- Short exercise
Find every line in the records below that holds the word "grid", and copy each one.

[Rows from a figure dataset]
──────────────────────────────

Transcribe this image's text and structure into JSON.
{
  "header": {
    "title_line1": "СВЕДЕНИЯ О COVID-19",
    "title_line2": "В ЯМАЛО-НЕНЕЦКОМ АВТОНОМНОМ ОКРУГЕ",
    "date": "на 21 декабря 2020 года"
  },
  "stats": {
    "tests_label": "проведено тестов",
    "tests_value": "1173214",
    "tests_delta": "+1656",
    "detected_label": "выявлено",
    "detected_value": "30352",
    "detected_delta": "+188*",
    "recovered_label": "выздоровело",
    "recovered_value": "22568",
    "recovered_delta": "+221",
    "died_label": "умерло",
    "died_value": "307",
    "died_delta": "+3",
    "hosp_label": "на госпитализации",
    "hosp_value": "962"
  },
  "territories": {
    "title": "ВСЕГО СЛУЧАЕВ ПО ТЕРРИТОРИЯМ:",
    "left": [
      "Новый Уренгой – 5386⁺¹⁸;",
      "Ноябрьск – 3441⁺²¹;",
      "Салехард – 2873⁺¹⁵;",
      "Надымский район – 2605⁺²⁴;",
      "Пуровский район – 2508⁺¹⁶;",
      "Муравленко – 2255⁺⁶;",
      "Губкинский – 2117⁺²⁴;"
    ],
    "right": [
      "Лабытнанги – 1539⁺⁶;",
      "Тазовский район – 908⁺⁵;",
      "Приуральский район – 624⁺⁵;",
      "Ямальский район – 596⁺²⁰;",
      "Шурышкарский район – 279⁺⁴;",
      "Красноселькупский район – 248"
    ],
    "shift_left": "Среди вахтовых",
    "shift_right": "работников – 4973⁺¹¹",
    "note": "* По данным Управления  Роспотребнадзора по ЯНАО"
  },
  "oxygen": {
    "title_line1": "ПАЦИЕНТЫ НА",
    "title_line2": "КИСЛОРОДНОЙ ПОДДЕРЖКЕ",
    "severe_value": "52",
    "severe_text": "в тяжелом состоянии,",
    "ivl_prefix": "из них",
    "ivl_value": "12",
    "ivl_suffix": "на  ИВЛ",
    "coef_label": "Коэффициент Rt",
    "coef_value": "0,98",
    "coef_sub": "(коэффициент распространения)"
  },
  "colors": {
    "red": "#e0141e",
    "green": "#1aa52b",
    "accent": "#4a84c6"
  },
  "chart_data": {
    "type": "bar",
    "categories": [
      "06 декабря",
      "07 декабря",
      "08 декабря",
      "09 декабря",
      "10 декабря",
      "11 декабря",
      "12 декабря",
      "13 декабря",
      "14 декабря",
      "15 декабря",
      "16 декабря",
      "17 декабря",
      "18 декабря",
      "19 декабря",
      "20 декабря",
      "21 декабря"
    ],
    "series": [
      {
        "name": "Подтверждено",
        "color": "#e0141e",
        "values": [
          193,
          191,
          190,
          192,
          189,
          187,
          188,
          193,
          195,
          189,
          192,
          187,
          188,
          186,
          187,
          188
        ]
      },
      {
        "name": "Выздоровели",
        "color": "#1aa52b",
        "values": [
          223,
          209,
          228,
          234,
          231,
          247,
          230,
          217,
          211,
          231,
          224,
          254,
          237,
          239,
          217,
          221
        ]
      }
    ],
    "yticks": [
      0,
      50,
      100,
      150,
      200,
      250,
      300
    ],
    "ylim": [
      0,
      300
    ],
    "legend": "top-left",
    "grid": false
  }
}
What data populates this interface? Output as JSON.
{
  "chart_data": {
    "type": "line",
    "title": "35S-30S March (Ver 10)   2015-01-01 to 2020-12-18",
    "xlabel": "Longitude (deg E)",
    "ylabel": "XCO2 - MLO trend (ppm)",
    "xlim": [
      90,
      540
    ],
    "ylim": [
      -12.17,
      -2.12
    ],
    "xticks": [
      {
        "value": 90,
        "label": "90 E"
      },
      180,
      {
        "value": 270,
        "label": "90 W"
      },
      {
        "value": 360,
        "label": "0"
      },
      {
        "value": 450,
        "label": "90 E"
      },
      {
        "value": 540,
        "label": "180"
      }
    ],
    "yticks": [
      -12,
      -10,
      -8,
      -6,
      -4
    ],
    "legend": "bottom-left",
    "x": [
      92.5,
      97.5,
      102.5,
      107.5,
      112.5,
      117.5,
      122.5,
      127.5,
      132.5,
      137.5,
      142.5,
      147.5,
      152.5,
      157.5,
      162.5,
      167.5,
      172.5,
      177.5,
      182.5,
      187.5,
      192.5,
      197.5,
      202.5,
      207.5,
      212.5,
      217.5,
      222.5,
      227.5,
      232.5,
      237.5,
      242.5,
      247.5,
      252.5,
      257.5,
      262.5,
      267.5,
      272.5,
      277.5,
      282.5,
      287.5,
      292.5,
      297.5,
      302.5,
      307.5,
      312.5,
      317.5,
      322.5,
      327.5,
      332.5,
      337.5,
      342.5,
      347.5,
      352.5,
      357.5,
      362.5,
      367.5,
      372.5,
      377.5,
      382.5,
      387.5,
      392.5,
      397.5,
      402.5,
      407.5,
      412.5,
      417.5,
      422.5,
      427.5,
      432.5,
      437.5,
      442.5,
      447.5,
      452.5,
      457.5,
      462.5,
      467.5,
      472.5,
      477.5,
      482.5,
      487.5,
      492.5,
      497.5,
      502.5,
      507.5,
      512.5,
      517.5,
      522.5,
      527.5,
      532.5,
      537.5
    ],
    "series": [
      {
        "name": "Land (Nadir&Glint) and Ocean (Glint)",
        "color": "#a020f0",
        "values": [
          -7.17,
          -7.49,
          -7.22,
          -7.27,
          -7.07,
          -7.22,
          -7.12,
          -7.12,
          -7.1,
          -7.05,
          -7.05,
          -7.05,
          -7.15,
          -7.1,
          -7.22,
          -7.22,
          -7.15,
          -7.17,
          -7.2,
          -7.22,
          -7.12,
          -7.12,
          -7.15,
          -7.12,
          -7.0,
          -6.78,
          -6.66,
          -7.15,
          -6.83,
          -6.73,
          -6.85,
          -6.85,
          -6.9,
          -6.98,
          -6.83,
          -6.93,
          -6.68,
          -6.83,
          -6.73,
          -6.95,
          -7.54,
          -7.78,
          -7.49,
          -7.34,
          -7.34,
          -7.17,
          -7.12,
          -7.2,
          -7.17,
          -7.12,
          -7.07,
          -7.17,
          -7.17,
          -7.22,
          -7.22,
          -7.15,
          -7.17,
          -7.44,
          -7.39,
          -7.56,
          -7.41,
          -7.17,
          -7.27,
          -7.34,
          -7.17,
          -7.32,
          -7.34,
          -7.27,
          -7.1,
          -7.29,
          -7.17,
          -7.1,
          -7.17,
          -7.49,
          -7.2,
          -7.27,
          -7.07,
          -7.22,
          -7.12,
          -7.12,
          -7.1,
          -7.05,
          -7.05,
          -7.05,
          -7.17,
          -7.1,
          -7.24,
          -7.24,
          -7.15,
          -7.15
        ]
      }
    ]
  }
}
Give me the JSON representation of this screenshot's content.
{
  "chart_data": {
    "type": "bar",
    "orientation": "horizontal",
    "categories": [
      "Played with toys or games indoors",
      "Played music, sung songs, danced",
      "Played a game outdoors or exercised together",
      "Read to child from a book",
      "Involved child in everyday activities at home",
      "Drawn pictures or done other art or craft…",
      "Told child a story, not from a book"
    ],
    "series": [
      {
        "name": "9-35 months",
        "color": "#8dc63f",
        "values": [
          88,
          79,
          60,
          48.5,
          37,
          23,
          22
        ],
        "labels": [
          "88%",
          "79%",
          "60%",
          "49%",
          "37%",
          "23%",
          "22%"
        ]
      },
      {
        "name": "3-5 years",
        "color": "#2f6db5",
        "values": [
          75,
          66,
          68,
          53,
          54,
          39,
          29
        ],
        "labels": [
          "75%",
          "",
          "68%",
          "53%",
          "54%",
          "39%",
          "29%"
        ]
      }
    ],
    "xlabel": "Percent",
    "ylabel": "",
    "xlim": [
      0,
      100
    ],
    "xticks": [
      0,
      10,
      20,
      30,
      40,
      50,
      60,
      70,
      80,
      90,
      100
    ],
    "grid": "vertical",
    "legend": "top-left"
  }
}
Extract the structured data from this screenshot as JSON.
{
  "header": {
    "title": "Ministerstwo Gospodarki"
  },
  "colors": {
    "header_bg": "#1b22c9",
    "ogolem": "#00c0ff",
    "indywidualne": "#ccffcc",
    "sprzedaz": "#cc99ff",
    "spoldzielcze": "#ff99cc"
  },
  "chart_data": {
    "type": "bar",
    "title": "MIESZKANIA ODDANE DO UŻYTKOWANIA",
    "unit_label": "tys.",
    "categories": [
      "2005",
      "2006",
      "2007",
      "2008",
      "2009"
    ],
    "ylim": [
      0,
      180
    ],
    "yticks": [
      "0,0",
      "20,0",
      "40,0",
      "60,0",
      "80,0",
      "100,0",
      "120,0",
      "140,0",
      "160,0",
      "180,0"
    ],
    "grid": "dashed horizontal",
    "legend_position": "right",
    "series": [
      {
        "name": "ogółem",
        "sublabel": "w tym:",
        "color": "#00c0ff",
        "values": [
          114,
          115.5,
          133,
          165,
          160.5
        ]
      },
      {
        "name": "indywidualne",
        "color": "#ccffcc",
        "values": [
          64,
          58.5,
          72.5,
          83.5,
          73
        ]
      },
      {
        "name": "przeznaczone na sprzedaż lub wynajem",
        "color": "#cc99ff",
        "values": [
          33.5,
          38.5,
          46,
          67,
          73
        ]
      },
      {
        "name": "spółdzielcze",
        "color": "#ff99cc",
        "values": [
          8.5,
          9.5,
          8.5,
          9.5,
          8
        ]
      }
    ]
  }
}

──────────────────────────────

- Output for this task
    "grid": false
    "grid": "vertical",
    "grid": "dashed horizontal",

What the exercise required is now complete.